Required tasks:
[a] In the IQ-TREE options reference, translate this sentence into Spanish: "Ultrafast bootstrap (UFBoot) cannot be used because MCMCtree requires a fixed topology."
[b] According to the IQ-TREE options reference, what is the default number of standard bootstrap replicates?
[c] Continue the IQ-TREE options reference from its last note onward.

Source:
━━━━━━━━━━━━━━━━━━━━━━━━━━━━━━
Option Default Description
-m LG+G Amino acid substitution model used by IQ-TREE.
-b 1000 Number of standard bootstrap replicates.
--cpu 1 Number of CPU cores used by IQ-TREE.
--pmsf off Use PMSF approximation (recommended for complex mixture models).
--best_fit, --best-fit off Select the best-fitting substitution model before bootstrapping.
--force off Overwrite the output directory if it already exists.
--mcmctree_ctl Path to the MCMCtree control file (.ctl).
--run_mcmctree off Run MCMCtree immediately after generating in.BV.
--no_mcmctree off Do not run MCMCtree.
--te none Path to a fixed tree topology used by IQ-TREE.
--add_cmd, --add_argu -mwopt Additional arguments passed to IQ-TREE.
--no_mwopt off Disable -mwopt in IQ-TREE arguments.

Notes on key options

  • Bootstrap (-b)
    Only standard bootstrap is supported. Ultrafast bootstrap (UFBoot) cannot be used because MCMCtree requires a fixed topology.

  • --pmsf
    Strongly recommended for mixture models (e.g. C10–C60) to improve computational efficiency.

  • --best_fit
    Ensures that the bootstrap-based Hessian is consistent with the approximate-likelihood setting used by MCMCtree.

  • --run_mcmctree
    If enabled, MCMCtree is executed automatically after the in.BV file is generated.
━━━━━━━━━━━━━━━━━━━━━━━━━━━━━━
Dataset entries:
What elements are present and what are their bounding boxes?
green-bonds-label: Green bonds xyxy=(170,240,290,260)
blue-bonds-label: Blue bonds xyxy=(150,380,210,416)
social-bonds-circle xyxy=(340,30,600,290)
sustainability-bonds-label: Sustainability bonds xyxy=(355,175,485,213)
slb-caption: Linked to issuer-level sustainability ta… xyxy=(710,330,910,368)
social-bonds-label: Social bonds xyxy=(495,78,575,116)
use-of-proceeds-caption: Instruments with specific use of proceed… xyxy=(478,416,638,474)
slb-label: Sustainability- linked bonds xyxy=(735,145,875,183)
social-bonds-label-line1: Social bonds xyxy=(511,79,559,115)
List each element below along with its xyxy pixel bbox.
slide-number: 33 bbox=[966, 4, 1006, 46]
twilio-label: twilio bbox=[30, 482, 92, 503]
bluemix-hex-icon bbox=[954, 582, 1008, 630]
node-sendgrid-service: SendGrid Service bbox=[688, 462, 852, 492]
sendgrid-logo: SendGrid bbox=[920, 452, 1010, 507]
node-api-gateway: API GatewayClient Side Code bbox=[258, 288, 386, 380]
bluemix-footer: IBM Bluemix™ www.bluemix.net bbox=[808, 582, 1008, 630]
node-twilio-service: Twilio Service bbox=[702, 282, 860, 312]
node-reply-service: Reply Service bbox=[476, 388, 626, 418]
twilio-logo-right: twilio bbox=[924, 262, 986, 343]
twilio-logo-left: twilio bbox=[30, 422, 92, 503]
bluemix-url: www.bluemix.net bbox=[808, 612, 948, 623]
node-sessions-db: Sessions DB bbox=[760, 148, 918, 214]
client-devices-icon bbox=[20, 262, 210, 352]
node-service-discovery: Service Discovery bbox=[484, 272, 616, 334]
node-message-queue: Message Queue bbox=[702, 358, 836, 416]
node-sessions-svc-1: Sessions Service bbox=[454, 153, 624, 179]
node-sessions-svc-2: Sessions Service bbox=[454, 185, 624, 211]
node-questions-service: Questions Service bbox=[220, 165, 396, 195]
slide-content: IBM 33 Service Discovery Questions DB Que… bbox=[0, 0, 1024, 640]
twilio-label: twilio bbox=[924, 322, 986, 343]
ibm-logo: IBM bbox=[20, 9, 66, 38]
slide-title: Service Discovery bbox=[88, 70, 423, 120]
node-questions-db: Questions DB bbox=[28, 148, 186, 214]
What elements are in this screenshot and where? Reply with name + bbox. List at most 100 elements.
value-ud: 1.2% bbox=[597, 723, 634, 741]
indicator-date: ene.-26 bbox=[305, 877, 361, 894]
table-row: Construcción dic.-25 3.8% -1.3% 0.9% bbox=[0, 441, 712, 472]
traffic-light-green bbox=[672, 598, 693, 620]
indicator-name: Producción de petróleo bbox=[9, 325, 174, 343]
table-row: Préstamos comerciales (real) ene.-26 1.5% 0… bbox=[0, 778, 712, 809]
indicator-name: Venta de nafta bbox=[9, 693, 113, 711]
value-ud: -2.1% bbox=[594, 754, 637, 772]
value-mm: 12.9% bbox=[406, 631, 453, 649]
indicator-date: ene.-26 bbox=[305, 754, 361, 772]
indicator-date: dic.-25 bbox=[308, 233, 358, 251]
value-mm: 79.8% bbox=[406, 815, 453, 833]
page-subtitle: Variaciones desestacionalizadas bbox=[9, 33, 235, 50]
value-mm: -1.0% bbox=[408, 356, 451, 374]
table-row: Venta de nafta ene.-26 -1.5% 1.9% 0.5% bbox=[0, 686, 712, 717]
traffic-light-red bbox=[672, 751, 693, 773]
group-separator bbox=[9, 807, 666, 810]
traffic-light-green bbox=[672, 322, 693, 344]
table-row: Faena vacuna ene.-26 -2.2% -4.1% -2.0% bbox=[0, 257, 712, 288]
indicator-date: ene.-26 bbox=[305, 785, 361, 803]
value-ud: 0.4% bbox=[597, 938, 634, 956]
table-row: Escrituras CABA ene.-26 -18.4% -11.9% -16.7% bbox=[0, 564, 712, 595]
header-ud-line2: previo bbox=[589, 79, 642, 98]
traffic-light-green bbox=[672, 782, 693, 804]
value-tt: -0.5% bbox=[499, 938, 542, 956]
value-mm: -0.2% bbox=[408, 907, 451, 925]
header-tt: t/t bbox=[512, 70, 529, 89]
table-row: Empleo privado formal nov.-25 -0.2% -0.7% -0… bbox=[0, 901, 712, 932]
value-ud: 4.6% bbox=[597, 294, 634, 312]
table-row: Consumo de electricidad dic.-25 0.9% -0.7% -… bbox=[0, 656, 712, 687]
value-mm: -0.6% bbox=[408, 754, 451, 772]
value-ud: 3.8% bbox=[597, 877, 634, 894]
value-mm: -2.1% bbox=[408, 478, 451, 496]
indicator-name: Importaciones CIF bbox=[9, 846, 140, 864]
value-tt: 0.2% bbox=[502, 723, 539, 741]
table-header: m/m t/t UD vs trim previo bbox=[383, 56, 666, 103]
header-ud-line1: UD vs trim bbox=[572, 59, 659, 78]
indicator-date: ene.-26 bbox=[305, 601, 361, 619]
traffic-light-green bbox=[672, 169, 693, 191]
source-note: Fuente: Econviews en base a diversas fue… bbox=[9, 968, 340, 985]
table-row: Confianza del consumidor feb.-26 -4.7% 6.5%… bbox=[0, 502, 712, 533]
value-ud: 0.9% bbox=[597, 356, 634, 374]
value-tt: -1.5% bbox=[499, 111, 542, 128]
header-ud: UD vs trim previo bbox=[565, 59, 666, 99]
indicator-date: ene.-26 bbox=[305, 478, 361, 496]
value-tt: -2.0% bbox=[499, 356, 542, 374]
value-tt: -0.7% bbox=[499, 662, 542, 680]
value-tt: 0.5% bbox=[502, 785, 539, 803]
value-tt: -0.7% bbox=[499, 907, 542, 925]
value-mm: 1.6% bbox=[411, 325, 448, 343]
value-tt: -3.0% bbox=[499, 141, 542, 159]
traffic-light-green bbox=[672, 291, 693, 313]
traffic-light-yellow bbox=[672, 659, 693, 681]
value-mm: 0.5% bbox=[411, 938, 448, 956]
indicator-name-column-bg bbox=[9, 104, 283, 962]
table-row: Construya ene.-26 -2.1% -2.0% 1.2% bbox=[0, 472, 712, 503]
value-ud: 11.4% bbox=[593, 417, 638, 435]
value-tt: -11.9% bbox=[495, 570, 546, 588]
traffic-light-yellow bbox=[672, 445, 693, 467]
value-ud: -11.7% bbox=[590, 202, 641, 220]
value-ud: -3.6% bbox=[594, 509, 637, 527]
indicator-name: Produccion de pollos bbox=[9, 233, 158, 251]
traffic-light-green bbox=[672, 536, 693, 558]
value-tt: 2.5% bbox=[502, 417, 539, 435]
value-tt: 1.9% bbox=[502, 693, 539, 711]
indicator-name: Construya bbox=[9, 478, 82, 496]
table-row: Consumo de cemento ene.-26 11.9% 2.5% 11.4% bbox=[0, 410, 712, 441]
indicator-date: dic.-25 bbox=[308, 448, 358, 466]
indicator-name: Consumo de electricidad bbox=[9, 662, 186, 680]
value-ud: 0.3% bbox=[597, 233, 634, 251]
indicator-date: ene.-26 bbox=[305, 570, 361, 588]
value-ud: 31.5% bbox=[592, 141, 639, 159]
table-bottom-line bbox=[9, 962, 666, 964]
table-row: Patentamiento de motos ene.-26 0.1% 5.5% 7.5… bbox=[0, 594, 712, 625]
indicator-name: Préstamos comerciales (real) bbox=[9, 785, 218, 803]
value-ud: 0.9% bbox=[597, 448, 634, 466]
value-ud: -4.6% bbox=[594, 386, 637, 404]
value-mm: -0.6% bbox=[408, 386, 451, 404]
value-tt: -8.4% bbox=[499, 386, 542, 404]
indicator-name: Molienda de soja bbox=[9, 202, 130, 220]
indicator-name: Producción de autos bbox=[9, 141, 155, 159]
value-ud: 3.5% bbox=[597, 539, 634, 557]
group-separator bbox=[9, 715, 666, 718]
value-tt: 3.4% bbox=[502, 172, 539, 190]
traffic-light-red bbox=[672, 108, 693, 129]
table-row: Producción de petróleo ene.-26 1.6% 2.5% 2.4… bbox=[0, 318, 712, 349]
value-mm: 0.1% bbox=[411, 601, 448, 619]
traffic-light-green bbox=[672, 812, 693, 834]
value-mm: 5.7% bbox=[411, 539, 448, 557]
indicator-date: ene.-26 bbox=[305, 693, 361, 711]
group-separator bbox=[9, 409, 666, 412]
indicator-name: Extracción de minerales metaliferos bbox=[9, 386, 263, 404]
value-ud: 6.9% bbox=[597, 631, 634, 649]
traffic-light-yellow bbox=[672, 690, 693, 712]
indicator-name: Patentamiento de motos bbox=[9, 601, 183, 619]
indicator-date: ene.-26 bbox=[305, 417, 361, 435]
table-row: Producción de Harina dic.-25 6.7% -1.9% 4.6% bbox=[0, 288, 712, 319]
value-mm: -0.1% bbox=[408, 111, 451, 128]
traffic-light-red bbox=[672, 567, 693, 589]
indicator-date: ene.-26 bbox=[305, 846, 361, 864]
━━━━━━━━━━━━━━━━━━━━━━━━━━━━━━
Task responses:
[a] No se puede usar el bootstrap ultrarrápido (UFBoot) porque MCMCtree requiere una topología fija.

[b] The default is 1000 replicates.

[c]
    Omit this option if you only want the in.BV file.


Example

ruby create_hessian_by_bootstrapping.rb \
  --ali combined.phy \
  --calibrated_tree species.trees \
  --ref ref.tre \
  --outdir C20 \
  --mcmctree_ctl mcmctree.ctl \
  -m LG+G+C20 \
  -b 100 \
  --cpu 8 \
  --pmsf \
  --run_mcmctree \
  --force

Notes

  1. When --run_mcmctree is enabled, MCMCtree is executed immediately after in.BV is generated.
  2. Without --pmsf, IQ-TREE may be substantially slower for complex mixture models.
  3. Potential issues with singular covariance matrices are handled internally by adding a small diagonal regularization term.
  4. The tool is applicable in principle to any substitution model supported by IQ-TREE. For nucleotide data, set seqtype = 1 in mcmctree.ctl.
  5. For methodological details, see Note S4 and Figs. S9–S10 in the reference below.

Acknowledgement

I am particularly grateful to Sandra Álvarez-Carretero and Edmund Moody (University of Bristol) for testing the scripts and providing valuable feedback. Sandra also contributed to code development and improvements to the documentation.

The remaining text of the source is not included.